** Begin **

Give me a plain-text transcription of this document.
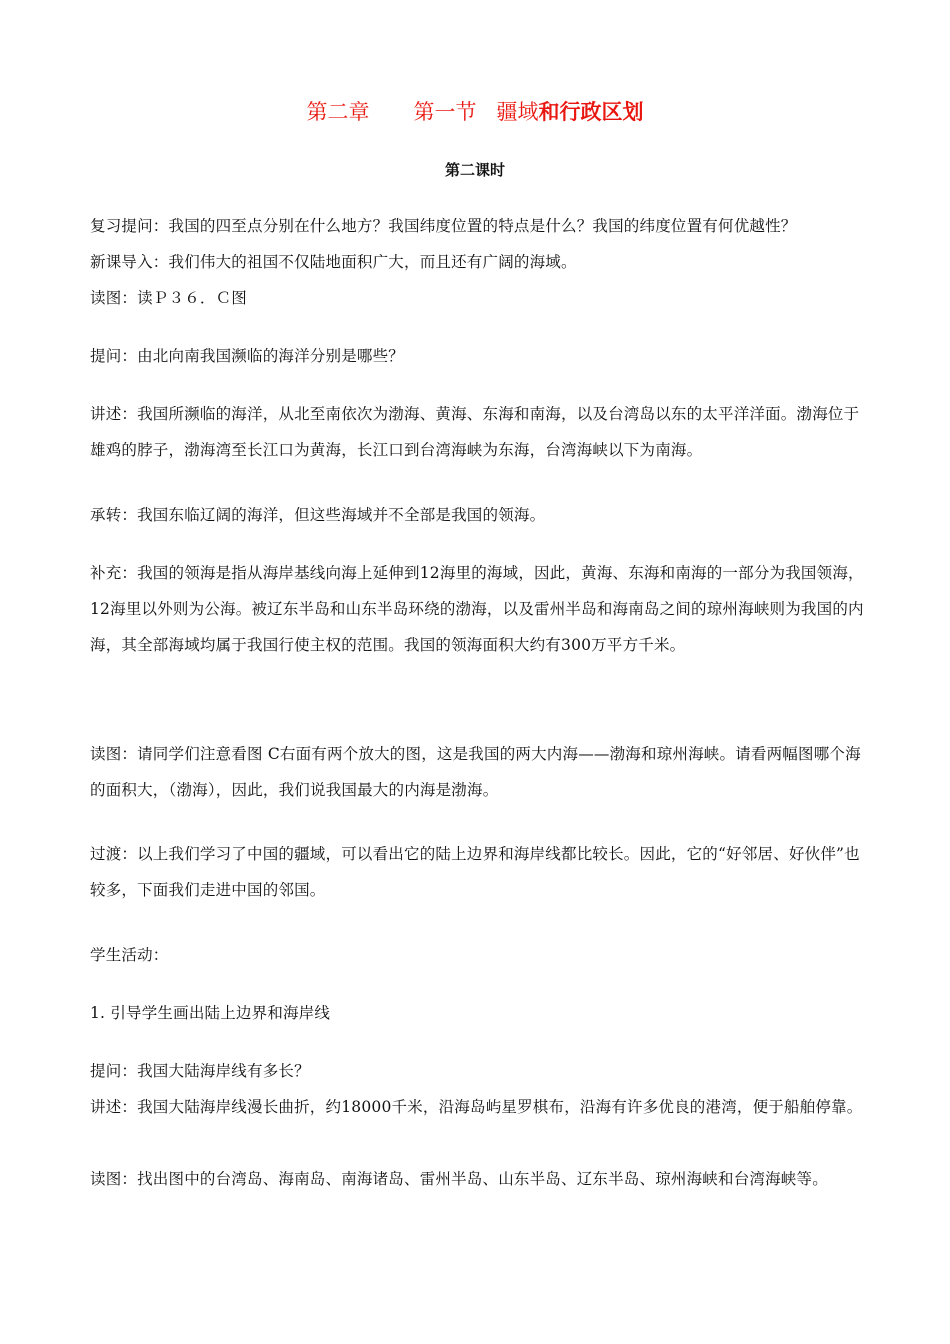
第二章 第一节 疆域和行政区划
第二课时
复习提问：我国的四至点分别在什么地方？我国纬度位置的特点是什么？我国的纬度位置有何优越性？
新课导入：我们伟大的祖国不仅陆地面积广大，而且还有广阔的海域。
读图：读Ｐ３６．Ｃ图
提问：由北向南我国濒临的海洋分别是哪些？
讲述：我国所濒临的海洋，从北至南依次为渤海、黄海、东海和南海，以及台湾岛以东的太平洋洋面。渤海位于雄鸡的脖子，渤海湾至长江口为黄海，长江口到台湾海峡为东海，台湾海峡以下为南海。
承转：我国东临辽阔的海洋，但这些海域并不全部是我国的领海。
补充：我国的领海是指从海岸基线向海上延伸到12海里的海域，因此，黄海、东海和南海的一部分为我国领海，12海里以外则为公海。被辽东半岛和山东半岛环绕的渤海，以及雷州半岛和海南岛之间的琼州海峡则为我国的内海，其全部海域均属于我国行使主权的范围。我国的领海面积大约有300万平方千米。
读图：请同学们注意看图 C右面有两个放大的图，这是我国的两大内海——渤海和琼州海峡。请看两幅图哪个海的面积大，（渤海），因此，我们说我国最大的内海是渤海。
过渡：以上我们学习了中国的疆域，可以看出它的陆上边界和海岸线都比较长。因此，它的“好邻居、好伙伴”也较多，下面我们走进中国的邻国。
学生活动：
1. 引导学生画出陆上边界和海岸线
提问：我国大陆海岸线有多长？
讲述：我国大陆海岸线漫长曲折，约18000千米，沿海岛屿星罗棋布，沿海有许多优良的港湾，便于船舶停靠。
读图：找出图中的台湾岛、海南岛、南海诸岛、雷州半岛、山东半岛、辽东半岛、琼州海峡和台湾海峡等。
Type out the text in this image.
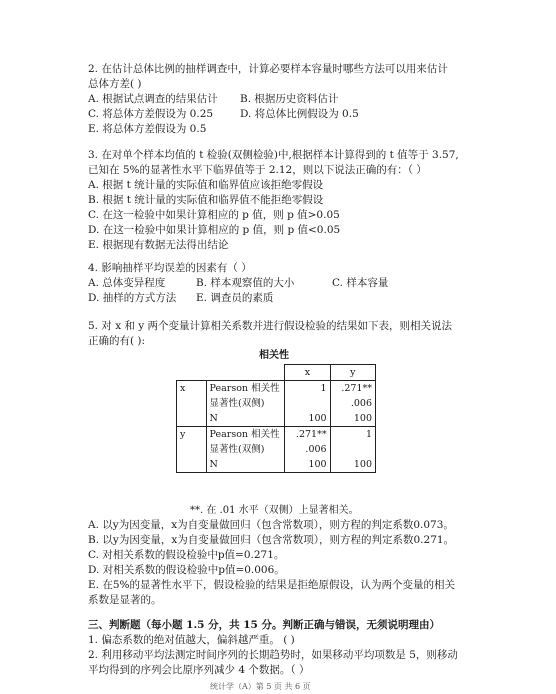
2. 在估计总体比例的抽样调查中，计算必要样本容量时哪些方法可以用来估计
总体方差( )
A. 根据试点调查的结果估计	B. 根据历史资料估计
C. 将总体方差假设为 0.25	D. 将总体比例假设为 0.5
E. 将总体方差假设为 0.5
3. 在对单个样本均值的 t 检验(双侧检验)中,根据样本计算得到的 t 值等于 3.57,
已知在 5%的显著性水平下临界值等于 2.12，则以下说法正确的有：（ ）
A. 根据 t 统计量的实际值和临界值应该拒绝零假设
B. 根据 t 统计量的实际值和临界值不能拒绝零假设
C. 在这一检验中如果计算相应的 p 值，则 p 值>0.05
D. 在这一检验中如果计算相应的 p 值，则 p 值<0.05
E. 根据现有数据无法得出结论
4. 影响抽样平均误差的因素有（ ）
A. 总体变异程度	B. 样本观察值的大小	C. 样本容量
D. 抽样的方式方法	E. 调查员的素质
5. 对 x 和 y 两个变量计算相关系数并进行假设检验的结果如下表，则相关说法
正确的有( ):
相关性
		x	y
x	Pearson 相关性	1	.271**
	显著性(双侧)		.006
	N	100	100
y	Pearson 相关性	.271**	1
	显著性(双侧)	.006	
	N	100	100
**. 在 .01 水平（双侧）上显著相关。
A. 以y为因变量，x为自变量做回归（包含常数项），则方程的判定系数0.073。
B. 以y为因变量，x为自变量做回归（包含常数项），则方程的判定系数0.271。
C. 对相关系数的假设检验中p值=0.271。
D. 对相关系数的假设检验中p值=0.006。
E. 在5%的显著性水平下，假设检验的结果是拒绝原假设，认为两个变量的相关
系数是显著的。
三、判断题（每小题 1.5 分，共 15 分。判断正确与错误，无须说明理由）
1. 偏态系数的绝对值越大，偏斜越严重。 ( )
2. 利用移动平均法测定时间序列的长期趋势时，如果移动平均项数是 5，则移动
平均得到的序列会比原序列减少 4 个数据。（ ）
统计学（A）第 5 页 共 6 页
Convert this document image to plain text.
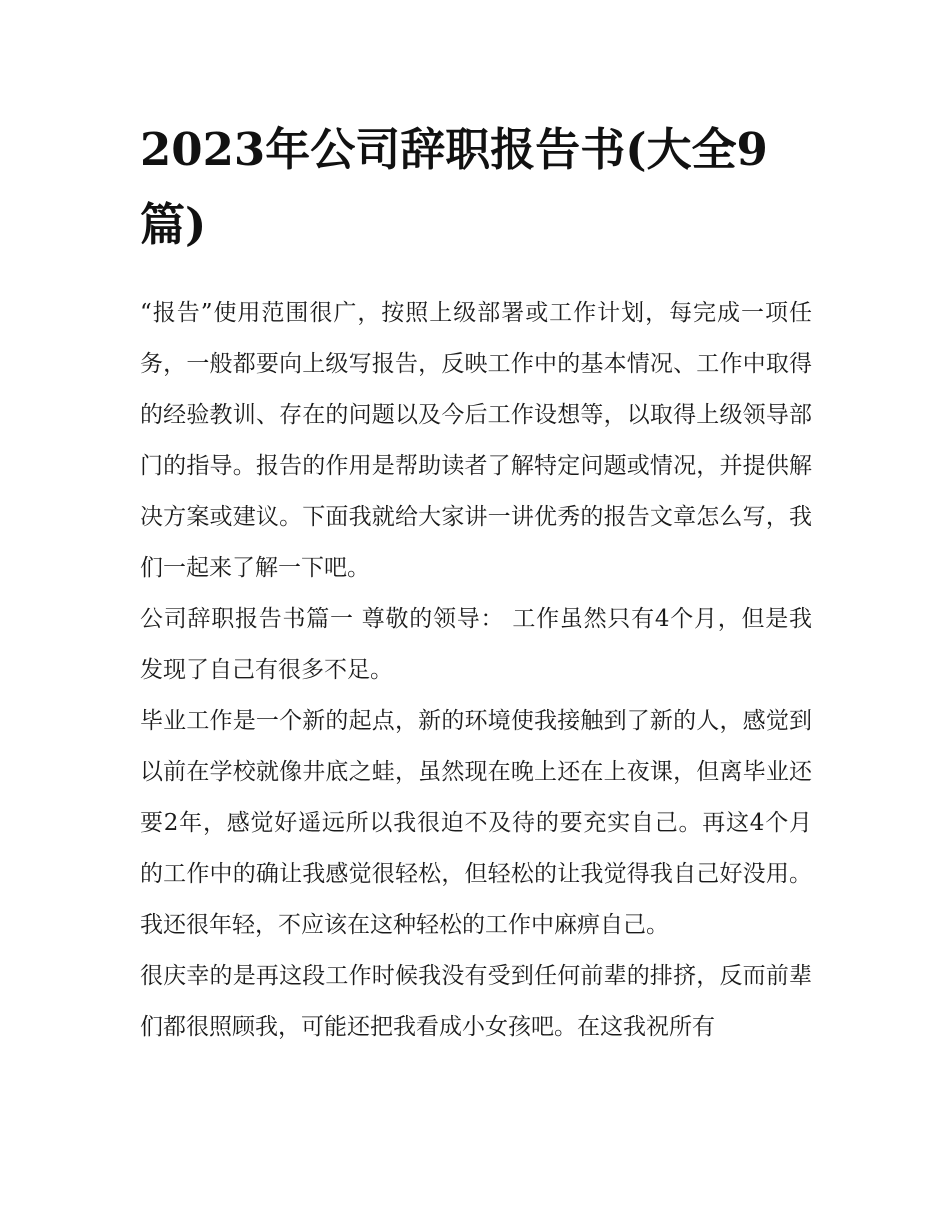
2023年公司辞职报告书(大全9篇)

“报告”使用范围很广，按照上级部署或工作计划，每完成一项任务，一般都要向上级写报告，反映工作中的基本情况、工作中取得的经验教训、存在的问题以及今后工作设想等，以取得上级领导部门的指导。报告的作用是帮助读者了解特定问题或情况，并提供解决方案或建议。下面我就给大家讲一讲优秀的报告文章怎么写，我们一起来了解一下吧。

公司辞职报告书篇一 尊敬的领导： 工作虽然只有4个月，但是我发现了自己有很多不足。

毕业工作是一个新的起点，新的环境使我接触到了新的人，感觉到以前在学校就像井底之蛙，虽然现在晚上还在上夜课，但离毕业还要2年，感觉好遥远所以我很迫不及待的要充实自己。再这4个月的工作中的确让我感觉很轻松，但轻松的让我觉得我自己好没用。我还很年轻，不应该在这种轻松的工作中麻痹自己。

很庆幸的是再这段工作时候我没有受到任何前辈的排挤，反而前辈们都很照顾我，可能还把我看成小女孩吧。在这我祝所有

** End **

## PROBLEM DESCRIPTION
From the data above, copy each line where the string "对相关系数的假设检验中p值" appears.

## RESULT OF THE TASK
C. 对相关系数的假设检验中p值=0.271。
D. 对相关系数的假设检验中p值=0.006。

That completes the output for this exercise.